**TASK INSTRUCTIONS**
Print every line of the records below word for word, in their original order.

** Start DATASET **

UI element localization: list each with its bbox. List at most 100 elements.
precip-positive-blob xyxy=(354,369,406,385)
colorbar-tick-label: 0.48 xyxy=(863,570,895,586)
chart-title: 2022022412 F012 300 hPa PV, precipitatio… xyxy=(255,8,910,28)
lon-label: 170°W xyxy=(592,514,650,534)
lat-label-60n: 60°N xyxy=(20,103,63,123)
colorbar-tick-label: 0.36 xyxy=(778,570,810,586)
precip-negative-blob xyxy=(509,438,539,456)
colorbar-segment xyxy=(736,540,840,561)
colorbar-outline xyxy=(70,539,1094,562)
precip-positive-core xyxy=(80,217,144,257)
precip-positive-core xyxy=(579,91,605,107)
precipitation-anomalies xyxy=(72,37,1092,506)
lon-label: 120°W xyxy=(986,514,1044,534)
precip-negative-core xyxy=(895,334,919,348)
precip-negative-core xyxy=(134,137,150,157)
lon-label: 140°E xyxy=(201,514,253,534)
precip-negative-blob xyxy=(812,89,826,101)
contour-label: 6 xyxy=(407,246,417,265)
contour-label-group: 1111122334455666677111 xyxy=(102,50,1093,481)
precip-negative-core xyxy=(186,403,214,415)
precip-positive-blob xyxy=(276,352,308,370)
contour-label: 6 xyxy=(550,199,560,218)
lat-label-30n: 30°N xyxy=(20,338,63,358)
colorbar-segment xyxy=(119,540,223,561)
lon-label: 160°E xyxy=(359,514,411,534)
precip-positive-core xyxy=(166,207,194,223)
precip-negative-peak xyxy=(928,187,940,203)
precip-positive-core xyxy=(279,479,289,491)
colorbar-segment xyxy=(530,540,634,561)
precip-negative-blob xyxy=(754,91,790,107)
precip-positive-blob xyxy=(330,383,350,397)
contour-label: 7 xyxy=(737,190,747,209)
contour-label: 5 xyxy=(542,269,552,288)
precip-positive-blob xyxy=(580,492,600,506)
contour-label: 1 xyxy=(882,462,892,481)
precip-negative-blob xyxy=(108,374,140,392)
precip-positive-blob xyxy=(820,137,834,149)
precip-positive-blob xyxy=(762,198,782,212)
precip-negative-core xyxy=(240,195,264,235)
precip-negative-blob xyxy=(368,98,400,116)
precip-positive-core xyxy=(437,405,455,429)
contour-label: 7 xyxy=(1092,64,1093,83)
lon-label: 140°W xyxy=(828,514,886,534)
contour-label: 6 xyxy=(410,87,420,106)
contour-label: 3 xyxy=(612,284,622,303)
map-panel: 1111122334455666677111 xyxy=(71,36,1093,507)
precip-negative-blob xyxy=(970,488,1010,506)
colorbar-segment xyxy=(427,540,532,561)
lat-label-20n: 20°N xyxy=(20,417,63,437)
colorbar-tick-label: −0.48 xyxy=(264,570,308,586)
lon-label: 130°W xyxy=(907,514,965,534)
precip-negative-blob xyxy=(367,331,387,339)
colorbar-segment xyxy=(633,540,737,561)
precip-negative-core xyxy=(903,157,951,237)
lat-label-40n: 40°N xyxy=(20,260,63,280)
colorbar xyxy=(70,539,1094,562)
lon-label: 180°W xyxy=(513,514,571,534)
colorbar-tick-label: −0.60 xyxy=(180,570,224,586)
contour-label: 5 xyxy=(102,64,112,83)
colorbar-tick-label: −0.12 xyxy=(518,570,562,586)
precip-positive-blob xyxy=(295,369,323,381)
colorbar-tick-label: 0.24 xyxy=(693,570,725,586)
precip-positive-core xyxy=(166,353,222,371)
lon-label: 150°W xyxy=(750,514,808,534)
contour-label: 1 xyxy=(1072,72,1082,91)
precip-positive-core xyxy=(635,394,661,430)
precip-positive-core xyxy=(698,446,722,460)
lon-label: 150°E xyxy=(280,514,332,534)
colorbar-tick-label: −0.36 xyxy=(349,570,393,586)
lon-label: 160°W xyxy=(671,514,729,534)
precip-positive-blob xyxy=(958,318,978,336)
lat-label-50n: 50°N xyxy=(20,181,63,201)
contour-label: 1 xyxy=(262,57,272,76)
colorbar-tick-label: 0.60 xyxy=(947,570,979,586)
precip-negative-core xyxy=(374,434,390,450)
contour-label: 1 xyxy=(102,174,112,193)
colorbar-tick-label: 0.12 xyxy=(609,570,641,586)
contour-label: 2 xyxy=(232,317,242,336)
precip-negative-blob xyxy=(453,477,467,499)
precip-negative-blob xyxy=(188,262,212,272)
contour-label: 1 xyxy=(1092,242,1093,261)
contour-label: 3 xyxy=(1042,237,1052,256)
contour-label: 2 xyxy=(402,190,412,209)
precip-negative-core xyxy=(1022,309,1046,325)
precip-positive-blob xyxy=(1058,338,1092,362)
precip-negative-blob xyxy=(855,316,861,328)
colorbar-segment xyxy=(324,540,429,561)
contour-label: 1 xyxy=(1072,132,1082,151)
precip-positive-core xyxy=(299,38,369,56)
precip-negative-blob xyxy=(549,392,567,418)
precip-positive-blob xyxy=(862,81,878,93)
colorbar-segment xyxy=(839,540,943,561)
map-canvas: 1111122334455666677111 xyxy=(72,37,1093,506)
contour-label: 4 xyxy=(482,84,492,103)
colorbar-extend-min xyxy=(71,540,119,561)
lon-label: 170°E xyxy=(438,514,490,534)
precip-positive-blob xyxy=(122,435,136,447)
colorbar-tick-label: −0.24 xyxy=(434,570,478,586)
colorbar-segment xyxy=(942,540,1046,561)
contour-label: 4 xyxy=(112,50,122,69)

** End DATASET **

**RESPONSE FOR THIS EXERCISE**
UI element localization: list each with its bbox. List at most 100 elements.
precip-positive-blob xyxy=(354,369,406,385)
colorbar-tick-label: 0.48 xyxy=(863,570,895,586)
chart-title: 2022022412 F012 300 hPa PV, precipitatio… xyxy=(255,8,910,28)
lon-label: 170°W xyxy=(592,514,650,534)
lat-label-60n: 60°N xyxy=(20,103,63,123)
colorbar-tick-label: 0.36 xyxy=(778,570,810,586)
precip-negative-blob xyxy=(509,438,539,456)
colorbar-segment xyxy=(736,540,840,561)
colorbar-outline xyxy=(70,539,1094,562)
precip-positive-core xyxy=(80,217,144,257)
precip-positive-core xyxy=(579,91,605,107)
precipitation-anomalies xyxy=(72,37,1092,506)
lon-label: 120°W xyxy=(986,514,1044,534)
precip-negative-core xyxy=(895,334,919,348)
precip-negative-core xyxy=(134,137,150,157)
lon-label: 140°E xyxy=(201,514,253,534)
precip-negative-blob xyxy=(812,89,826,101)
contour-label: 6 xyxy=(407,246,417,265)
contour-label-group: 1111122334455666677111 xyxy=(102,50,1093,481)
precip-negative-core xyxy=(186,403,214,415)
precip-positive-blob xyxy=(276,352,308,370)
contour-label: 6 xyxy=(550,199,560,218)
lat-label-30n: 30°N xyxy=(20,338,63,358)
colorbar-segment xyxy=(119,540,223,561)
lon-label: 160°E xyxy=(359,514,411,534)
precip-positive-core xyxy=(166,207,194,223)
precip-negative-peak xyxy=(928,187,940,203)
precip-positive-core xyxy=(279,479,289,491)
colorbar-segment xyxy=(530,540,634,561)
precip-negative-blob xyxy=(754,91,790,107)
precip-positive-blob xyxy=(330,383,350,397)
contour-label: 7 xyxy=(737,190,747,209)
contour-label: 5 xyxy=(542,269,552,288)
precip-positive-blob xyxy=(580,492,600,506)
contour-label: 1 xyxy=(882,462,892,481)
precip-negative-blob xyxy=(108,374,140,392)
precip-positive-blob xyxy=(820,137,834,149)
precip-positive-blob xyxy=(762,198,782,212)
precip-negative-core xyxy=(240,195,264,235)
precip-negative-blob xyxy=(368,98,400,116)
precip-positive-core xyxy=(437,405,455,429)
contour-label: 7 xyxy=(1092,64,1093,83)
lon-label: 140°W xyxy=(828,514,886,534)
contour-label: 6 xyxy=(410,87,420,106)
contour-label: 3 xyxy=(612,284,622,303)
map-panel: 1111122334455666677111 xyxy=(71,36,1093,507)
precip-negative-blob xyxy=(970,488,1010,506)
colorbar-segment xyxy=(427,540,532,561)
lat-label-20n: 20°N xyxy=(20,417,63,437)
colorbar-tick-label: −0.48 xyxy=(264,570,308,586)
lon-label: 130°W xyxy=(907,514,965,534)
precip-negative-blob xyxy=(367,331,387,339)
colorbar-segment xyxy=(633,540,737,561)
precip-negative-core xyxy=(903,157,951,237)
lat-label-40n: 40°N xyxy=(20,260,63,280)
colorbar xyxy=(70,539,1094,562)
lon-label: 180°W xyxy=(513,514,571,534)
colorbar-tick-label: −0.60 xyxy=(180,570,224,586)
contour-label: 5 xyxy=(102,64,112,83)
colorbar-tick-label: −0.12 xyxy=(518,570,562,586)
precip-positive-blob xyxy=(295,369,323,381)
colorbar-tick-label: 0.24 xyxy=(693,570,725,586)
precip-positive-core xyxy=(166,353,222,371)
lon-label: 150°W xyxy=(750,514,808,534)
contour-label: 1 xyxy=(1072,72,1082,91)
precip-positive-core xyxy=(635,394,661,430)
precip-positive-core xyxy=(698,446,722,460)
lon-label: 150°E xyxy=(280,514,332,534)
colorbar-tick-label: −0.36 xyxy=(349,570,393,586)
lon-label: 160°W xyxy=(671,514,729,534)
precip-positive-blob xyxy=(958,318,978,336)
lat-label-50n: 50°N xyxy=(20,181,63,201)
contour-label: 1 xyxy=(262,57,272,76)
colorbar-tick-label: 0.60 xyxy=(947,570,979,586)
precip-negative-core xyxy=(374,434,390,450)
contour-label: 1 xyxy=(102,174,112,193)
colorbar-tick-label: 0.12 xyxy=(609,570,641,586)
contour-label: 2 xyxy=(232,317,242,336)
precip-negative-blob xyxy=(453,477,467,499)
precip-negative-blob xyxy=(188,262,212,272)
contour-label: 1 xyxy=(1092,242,1093,261)
contour-label: 3 xyxy=(1042,237,1052,256)
contour-label: 2 xyxy=(402,190,412,209)
precip-negative-core xyxy=(1022,309,1046,325)
precip-positive-blob xyxy=(1058,338,1092,362)
precip-negative-blob xyxy=(855,316,861,328)
colorbar-segment xyxy=(324,540,429,561)
contour-label: 1 xyxy=(1072,132,1082,151)
precip-positive-core xyxy=(299,38,369,56)
precip-negative-blob xyxy=(549,392,567,418)
precip-positive-blob xyxy=(862,81,878,93)
colorbar-segment xyxy=(839,540,943,561)
map-canvas: 1111122334455666677111 xyxy=(72,37,1093,506)
contour-label: 4 xyxy=(482,84,492,103)
colorbar-extend-min xyxy=(71,540,119,561)
lon-label: 170°E xyxy=(438,514,490,534)
precip-positive-blob xyxy=(122,435,136,447)
colorbar-tick-label: −0.24 xyxy=(434,570,478,586)
colorbar-segment xyxy=(942,540,1046,561)
contour-label: 4 xyxy=(112,50,122,69)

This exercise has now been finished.